**Instruction**.
Output every line of the data exactly as it appears.

**Records shown**.
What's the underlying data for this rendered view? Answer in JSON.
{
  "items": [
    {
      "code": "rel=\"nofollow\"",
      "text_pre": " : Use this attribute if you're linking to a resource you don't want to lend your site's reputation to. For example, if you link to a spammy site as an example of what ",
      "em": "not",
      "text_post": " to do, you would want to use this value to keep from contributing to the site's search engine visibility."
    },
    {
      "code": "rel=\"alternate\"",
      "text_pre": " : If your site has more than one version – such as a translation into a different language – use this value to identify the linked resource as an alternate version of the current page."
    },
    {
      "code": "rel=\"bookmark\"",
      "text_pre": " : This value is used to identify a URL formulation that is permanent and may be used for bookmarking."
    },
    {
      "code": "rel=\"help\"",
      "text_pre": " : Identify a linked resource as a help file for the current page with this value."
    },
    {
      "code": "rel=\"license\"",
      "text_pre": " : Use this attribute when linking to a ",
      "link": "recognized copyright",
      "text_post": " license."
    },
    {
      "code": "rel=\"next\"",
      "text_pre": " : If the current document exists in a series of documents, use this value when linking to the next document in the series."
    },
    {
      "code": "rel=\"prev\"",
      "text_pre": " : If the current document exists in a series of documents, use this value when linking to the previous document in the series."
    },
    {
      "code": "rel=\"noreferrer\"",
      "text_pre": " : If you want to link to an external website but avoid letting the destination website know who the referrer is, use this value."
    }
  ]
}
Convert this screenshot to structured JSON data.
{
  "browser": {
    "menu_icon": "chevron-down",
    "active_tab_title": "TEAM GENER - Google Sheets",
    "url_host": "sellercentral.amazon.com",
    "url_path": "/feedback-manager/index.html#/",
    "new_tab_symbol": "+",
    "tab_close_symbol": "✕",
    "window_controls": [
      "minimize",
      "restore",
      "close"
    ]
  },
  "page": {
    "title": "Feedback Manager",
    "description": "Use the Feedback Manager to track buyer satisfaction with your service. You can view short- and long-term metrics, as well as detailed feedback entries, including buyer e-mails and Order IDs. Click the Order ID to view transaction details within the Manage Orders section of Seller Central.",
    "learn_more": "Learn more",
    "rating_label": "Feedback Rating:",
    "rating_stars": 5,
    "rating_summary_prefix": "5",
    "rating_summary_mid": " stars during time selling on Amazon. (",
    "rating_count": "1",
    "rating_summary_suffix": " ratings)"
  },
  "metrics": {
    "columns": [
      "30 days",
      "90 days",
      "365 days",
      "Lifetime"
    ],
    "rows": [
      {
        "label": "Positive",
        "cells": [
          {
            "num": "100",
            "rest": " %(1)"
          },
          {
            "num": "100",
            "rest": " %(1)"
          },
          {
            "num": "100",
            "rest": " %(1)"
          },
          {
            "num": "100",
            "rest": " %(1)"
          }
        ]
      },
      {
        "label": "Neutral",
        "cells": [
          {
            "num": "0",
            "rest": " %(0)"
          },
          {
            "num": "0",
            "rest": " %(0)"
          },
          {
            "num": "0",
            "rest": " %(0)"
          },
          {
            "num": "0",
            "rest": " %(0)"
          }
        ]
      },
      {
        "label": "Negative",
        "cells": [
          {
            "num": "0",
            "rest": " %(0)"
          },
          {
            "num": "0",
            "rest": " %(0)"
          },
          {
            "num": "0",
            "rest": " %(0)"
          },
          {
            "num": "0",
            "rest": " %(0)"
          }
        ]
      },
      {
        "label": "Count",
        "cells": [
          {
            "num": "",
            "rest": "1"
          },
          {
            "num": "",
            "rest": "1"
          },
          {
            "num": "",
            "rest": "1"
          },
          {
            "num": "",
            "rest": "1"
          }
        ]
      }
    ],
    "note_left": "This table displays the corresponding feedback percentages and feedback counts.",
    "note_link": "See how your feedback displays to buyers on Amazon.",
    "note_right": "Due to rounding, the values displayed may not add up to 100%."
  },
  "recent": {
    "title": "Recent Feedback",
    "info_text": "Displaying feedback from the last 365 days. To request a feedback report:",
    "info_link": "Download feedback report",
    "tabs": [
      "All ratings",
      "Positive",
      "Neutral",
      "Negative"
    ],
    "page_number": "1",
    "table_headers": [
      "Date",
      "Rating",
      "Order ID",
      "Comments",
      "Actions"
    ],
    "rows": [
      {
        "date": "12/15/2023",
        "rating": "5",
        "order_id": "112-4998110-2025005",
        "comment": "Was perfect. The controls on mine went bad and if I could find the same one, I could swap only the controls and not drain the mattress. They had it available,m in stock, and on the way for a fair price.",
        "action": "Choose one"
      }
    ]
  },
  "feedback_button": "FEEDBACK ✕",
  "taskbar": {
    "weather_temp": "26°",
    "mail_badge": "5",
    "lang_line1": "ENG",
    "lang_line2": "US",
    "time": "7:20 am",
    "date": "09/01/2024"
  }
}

**Full answer**.
What's the underlying data for this rendered view? Answer in JSON.
{
  "items": [
    {
      "code": "rel=\"nofollow\"",
      "text_pre": " : Use this attribute if you're linking to a resource you don't want to lend your site's reputation to. For example, if you link to a spammy site as an example of what ",
      "em": "not",
      "text_post": " to do, you would want to use this value to keep from contributing to the site's search engine visibility."
    },
    {
      "code": "rel=\"alternate\"",
      "text_pre": " : If your site has more than one version – such as a translation into a different language – use this value to identify the linked resource as an alternate version of the current page."
    },
    {
      "code": "rel=\"bookmark\"",
      "text_pre": " : This value is used to identify a URL formulation that is permanent and may be used for bookmarking."
    },
    {
      "code": "rel=\"help\"",
      "text_pre": " : Identify a linked resource as a help file for the current page with this value."
    },
    {
      "code": "rel=\"license\"",
      "text_pre": " : Use this attribute when linking to a ",
      "link": "recognized copyright",
      "text_post": " license."
    },
    {
      "code": "rel=\"next\"",
      "text_pre": " : If the current document exists in a series of documents, use this value when linking to the next document in the series."
    },
    {
      "code": "rel=\"prev\"",
      "text_pre": " : If the current document exists in a series of documents, use this value when linking to the previous document in the series."
    },
    {
      "code": "rel=\"noreferrer\"",
      "text_pre": " : If you want to link to an external website but avoid letting the destination website know who the referrer is, use this value."
    }
  ]
}
Convert this screenshot to structured JSON data.
{
  "browser": {
    "menu_icon": "chevron-down",
    "active_tab_title": "TEAM GENER - Google Sheets",
    "url_host": "sellercentral.amazon.com",
    "url_path": "/feedback-manager/index.html#/",
    "new_tab_symbol": "+",
    "tab_close_symbol": "✕",
    "window_controls": [
      "minimize",
      "restore",
      "close"
    ]
  },
  "page": {
    "title": "Feedback Manager",
    "description": "Use the Feedback Manager to track buyer satisfaction with your service. You can view short- and long-term metrics, as well as detailed feedback entries, including buyer e-mails and Order IDs. Click the Order ID to view transaction details within the Manage Orders section of Seller Central.",
    "learn_more": "Learn more",
    "rating_label": "Feedback Rating:",
    "rating_stars": 5,
    "rating_summary_prefix": "5",
    "rating_summary_mid": " stars during time selling on Amazon. (",
    "rating_count": "1",
    "rating_summary_suffix": " ratings)"
  },
  "metrics": {
    "columns": [
      "30 days",
      "90 days",
      "365 days",
      "Lifetime"
    ],
    "rows": [
      {
        "label": "Positive",
        "cells": [
          {
            "num": "100",
            "rest": " %(1)"
          },
          {
            "num": "100",
            "rest": " %(1)"
          },
          {
            "num": "100",
            "rest": " %(1)"
          },
          {
            "num": "100",
            "rest": " %(1)"
          }
        ]
      },
      {
        "label": "Neutral",
        "cells": [
          {
            "num": "0",
            "rest": " %(0)"
          },
          {
            "num": "0",
            "rest": " %(0)"
          },
          {
            "num": "0",
            "rest": " %(0)"
          },
          {
            "num": "0",
            "rest": " %(0)"
          }
        ]
      },
      {
        "label": "Negative",
        "cells": [
          {
            "num": "0",
            "rest": " %(0)"
          },
          {
            "num": "0",
            "rest": " %(0)"
          },
          {
            "num": "0",
            "rest": " %(0)"
          },
          {
            "num": "0",
            "rest": " %(0)"
          }
        ]
      },
      {
        "label": "Count",
        "cells": [
          {
            "num": "",
            "rest": "1"
          },
          {
            "num": "",
            "rest": "1"
          },
          {
            "num": "",
            "rest": "1"
          },
          {
            "num": "",
            "rest": "1"
          }
        ]
      }
    ],
    "note_left": "This table displays the corresponding feedback percentages and feedback counts.",
    "note_link": "See how your feedback displays to buyers on Amazon.",
    "note_right": "Due to rounding, the values displayed may not add up to 100%."
  },
  "recent": {
    "title": "Recent Feedback",
    "info_text": "Displaying feedback from the last 365 days. To request a feedback report:",
    "info_link": "Download feedback report",
    "tabs": [
      "All ratings",
      "Positive",
      "Neutral",
      "Negative"
    ],
    "page_number": "1",
    "table_headers": [
      "Date",
      "Rating",
      "Order ID",
      "Comments",
      "Actions"
    ],
    "rows": [
      {
        "date": "12/15/2023",
        "rating": "5",
        "order_id": "112-4998110-2025005",
        "comment": "Was perfect. The controls on mine went bad and if I could find the same one, I could swap only the controls and not drain the mattress. They had it available,m in stock, and on the way for a fair price.",
        "action": "Choose one"
      }
    ]
  },
  "feedback_button": "FEEDBACK ✕",
  "taskbar": {
    "weather_temp": "26°",
    "mail_badge": "5",
    "lang_line1": "ENG",
    "lang_line2": "US",
    "time": "7:20 am",
    "date": "09/01/2024"
  }
}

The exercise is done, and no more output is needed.